### [Given records]
------------------------------

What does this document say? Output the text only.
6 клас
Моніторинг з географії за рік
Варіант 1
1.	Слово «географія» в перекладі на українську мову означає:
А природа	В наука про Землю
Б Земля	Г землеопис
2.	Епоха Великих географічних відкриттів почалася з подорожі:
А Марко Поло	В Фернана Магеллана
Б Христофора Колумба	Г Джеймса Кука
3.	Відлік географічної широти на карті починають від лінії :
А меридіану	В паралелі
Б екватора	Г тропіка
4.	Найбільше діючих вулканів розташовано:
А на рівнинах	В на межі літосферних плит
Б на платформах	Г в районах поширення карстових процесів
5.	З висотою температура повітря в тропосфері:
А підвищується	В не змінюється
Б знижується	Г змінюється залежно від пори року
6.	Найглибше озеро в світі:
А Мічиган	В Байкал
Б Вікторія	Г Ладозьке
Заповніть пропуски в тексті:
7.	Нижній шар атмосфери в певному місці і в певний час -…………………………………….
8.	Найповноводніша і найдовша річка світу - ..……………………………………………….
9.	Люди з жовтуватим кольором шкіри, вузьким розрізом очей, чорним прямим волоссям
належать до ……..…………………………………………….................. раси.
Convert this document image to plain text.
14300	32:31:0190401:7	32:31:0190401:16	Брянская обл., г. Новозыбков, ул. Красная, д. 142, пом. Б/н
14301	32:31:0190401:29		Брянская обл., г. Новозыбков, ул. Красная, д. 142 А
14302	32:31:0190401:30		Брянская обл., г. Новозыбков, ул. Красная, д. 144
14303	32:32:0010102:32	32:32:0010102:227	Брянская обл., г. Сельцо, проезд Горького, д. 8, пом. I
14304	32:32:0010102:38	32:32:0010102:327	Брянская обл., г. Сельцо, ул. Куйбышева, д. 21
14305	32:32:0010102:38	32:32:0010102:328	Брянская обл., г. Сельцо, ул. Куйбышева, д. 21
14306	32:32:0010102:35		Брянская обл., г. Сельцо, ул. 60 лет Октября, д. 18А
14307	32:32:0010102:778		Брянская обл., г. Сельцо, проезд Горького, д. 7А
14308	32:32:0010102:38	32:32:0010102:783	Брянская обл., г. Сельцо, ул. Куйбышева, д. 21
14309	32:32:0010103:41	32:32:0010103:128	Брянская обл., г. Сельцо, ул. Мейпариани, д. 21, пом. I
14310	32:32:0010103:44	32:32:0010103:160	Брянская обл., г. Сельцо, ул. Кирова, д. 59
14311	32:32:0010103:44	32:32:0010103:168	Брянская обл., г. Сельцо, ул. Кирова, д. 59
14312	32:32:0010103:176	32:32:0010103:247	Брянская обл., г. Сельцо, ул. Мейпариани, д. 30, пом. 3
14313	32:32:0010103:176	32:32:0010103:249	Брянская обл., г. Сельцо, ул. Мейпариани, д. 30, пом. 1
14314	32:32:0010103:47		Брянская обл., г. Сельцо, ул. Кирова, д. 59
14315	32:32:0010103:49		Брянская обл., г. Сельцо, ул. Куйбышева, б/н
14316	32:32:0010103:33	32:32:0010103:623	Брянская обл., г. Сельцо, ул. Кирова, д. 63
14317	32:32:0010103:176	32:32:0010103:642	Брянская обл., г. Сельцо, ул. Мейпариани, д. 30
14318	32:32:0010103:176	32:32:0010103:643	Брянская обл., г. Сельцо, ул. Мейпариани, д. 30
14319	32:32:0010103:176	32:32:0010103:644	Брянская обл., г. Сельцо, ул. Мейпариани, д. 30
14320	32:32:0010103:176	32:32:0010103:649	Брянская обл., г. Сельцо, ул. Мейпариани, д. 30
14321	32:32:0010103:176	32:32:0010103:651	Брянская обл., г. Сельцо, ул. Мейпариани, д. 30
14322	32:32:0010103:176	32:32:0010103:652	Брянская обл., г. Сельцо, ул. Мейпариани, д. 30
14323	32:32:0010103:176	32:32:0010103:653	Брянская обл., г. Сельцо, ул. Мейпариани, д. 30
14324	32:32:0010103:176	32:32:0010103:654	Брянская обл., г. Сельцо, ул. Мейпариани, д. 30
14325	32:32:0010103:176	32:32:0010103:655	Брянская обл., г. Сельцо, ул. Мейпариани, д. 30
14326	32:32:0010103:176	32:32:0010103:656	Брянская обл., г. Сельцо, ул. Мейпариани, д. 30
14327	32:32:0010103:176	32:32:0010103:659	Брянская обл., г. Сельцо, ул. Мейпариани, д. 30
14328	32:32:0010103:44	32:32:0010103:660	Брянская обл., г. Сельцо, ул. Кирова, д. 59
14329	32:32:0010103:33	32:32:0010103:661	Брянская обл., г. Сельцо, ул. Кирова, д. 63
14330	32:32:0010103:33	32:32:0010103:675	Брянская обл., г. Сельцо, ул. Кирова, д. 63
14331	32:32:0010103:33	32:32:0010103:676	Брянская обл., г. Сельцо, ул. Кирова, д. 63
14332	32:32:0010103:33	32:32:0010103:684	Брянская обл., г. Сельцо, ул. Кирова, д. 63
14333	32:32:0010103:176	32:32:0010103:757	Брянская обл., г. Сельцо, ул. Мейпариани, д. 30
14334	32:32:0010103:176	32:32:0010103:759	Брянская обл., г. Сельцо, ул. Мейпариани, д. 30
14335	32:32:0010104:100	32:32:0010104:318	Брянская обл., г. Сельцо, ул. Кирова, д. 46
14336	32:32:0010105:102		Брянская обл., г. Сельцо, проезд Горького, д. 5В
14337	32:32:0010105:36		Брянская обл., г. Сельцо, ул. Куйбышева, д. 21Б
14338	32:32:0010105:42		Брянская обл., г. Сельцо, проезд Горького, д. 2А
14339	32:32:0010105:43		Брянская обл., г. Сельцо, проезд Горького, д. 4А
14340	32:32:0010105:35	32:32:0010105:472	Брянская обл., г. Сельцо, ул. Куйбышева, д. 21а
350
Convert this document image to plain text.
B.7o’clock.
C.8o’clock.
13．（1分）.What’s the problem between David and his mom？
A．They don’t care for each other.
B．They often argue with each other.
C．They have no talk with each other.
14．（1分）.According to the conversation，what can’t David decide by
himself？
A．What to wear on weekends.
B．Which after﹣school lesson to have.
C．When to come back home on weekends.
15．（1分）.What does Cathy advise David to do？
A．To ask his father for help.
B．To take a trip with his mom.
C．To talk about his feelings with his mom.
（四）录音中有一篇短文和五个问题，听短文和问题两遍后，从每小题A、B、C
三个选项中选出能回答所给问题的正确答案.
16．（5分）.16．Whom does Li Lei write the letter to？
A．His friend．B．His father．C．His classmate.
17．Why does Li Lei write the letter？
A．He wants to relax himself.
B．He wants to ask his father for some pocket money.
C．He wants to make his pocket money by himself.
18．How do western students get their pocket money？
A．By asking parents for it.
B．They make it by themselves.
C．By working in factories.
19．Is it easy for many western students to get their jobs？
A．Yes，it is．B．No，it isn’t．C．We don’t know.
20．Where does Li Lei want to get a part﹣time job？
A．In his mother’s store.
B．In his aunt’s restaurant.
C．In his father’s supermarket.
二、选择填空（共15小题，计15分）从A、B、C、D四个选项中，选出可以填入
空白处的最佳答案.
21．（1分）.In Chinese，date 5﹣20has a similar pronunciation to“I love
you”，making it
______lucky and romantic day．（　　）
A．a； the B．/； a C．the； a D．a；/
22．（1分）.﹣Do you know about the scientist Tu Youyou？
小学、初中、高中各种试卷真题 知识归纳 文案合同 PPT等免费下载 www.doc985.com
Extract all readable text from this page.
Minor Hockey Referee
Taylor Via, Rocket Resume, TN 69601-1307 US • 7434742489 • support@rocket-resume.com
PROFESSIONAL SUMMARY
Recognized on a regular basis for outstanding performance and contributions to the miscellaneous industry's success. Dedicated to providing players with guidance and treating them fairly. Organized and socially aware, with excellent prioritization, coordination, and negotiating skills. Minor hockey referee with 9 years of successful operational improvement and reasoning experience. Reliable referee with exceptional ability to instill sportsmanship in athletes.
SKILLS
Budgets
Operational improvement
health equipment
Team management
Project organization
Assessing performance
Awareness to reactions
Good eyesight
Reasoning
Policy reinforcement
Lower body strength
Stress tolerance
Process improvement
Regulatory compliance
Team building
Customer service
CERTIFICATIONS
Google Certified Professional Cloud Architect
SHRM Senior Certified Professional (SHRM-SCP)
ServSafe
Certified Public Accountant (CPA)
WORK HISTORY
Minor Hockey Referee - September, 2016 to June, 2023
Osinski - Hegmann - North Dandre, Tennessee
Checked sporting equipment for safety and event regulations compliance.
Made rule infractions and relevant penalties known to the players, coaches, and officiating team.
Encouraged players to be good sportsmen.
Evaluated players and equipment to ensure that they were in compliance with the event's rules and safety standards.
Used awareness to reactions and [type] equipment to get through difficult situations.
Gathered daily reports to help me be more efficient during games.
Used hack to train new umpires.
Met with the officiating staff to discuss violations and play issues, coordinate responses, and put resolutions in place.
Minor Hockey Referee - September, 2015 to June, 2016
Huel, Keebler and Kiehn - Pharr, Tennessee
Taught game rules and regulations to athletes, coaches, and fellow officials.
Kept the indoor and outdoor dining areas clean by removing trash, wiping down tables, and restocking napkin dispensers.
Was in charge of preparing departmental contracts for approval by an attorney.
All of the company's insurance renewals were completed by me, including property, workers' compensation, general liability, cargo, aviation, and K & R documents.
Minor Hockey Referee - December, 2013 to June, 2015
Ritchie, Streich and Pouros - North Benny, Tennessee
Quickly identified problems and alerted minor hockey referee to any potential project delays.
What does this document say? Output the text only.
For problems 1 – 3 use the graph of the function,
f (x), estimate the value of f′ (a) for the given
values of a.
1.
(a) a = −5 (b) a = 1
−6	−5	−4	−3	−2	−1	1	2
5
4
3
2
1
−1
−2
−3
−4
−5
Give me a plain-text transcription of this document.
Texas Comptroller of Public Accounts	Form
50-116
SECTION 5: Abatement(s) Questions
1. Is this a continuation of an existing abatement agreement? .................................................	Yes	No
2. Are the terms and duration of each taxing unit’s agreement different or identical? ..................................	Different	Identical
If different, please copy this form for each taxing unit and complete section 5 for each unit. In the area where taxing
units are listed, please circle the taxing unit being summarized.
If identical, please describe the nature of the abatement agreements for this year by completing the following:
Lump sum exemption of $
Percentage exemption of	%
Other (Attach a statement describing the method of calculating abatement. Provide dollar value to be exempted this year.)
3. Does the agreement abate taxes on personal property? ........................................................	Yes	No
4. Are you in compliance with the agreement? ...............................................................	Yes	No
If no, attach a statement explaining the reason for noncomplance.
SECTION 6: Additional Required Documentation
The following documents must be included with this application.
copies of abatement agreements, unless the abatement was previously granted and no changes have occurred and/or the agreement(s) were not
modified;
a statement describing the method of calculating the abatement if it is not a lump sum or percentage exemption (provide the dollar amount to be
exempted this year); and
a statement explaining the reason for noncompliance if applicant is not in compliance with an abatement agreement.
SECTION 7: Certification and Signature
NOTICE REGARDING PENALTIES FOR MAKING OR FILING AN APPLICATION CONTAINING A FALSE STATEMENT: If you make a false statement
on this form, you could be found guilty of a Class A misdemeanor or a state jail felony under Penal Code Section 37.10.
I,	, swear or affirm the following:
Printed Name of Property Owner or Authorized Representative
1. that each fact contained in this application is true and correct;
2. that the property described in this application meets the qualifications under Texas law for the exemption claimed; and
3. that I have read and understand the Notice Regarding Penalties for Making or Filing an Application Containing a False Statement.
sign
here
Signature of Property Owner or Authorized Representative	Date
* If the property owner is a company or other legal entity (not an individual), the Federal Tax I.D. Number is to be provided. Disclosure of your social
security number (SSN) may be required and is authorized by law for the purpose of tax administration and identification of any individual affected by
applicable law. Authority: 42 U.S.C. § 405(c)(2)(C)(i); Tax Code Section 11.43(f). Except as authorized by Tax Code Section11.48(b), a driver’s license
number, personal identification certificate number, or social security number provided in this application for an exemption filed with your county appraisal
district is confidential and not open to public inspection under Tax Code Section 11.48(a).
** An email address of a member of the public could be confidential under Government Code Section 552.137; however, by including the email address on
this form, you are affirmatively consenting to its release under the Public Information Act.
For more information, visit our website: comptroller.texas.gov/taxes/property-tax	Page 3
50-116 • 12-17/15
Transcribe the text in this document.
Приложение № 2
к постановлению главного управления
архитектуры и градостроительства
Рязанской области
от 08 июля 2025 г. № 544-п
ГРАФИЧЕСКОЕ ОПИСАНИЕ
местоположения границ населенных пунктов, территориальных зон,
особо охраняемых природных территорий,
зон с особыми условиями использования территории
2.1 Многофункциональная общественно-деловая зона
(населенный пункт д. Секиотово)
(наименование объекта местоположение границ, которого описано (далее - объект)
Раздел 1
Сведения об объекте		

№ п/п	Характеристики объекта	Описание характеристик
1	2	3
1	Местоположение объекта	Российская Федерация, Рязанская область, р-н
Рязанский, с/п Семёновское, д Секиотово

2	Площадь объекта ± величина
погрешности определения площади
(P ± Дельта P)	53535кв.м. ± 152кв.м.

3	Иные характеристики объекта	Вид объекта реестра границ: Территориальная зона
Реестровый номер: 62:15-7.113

------------------------------

### [Exercise instructions]
Only the number should be given: how many lines of the data contain the word "identification"?

### [Task output]
2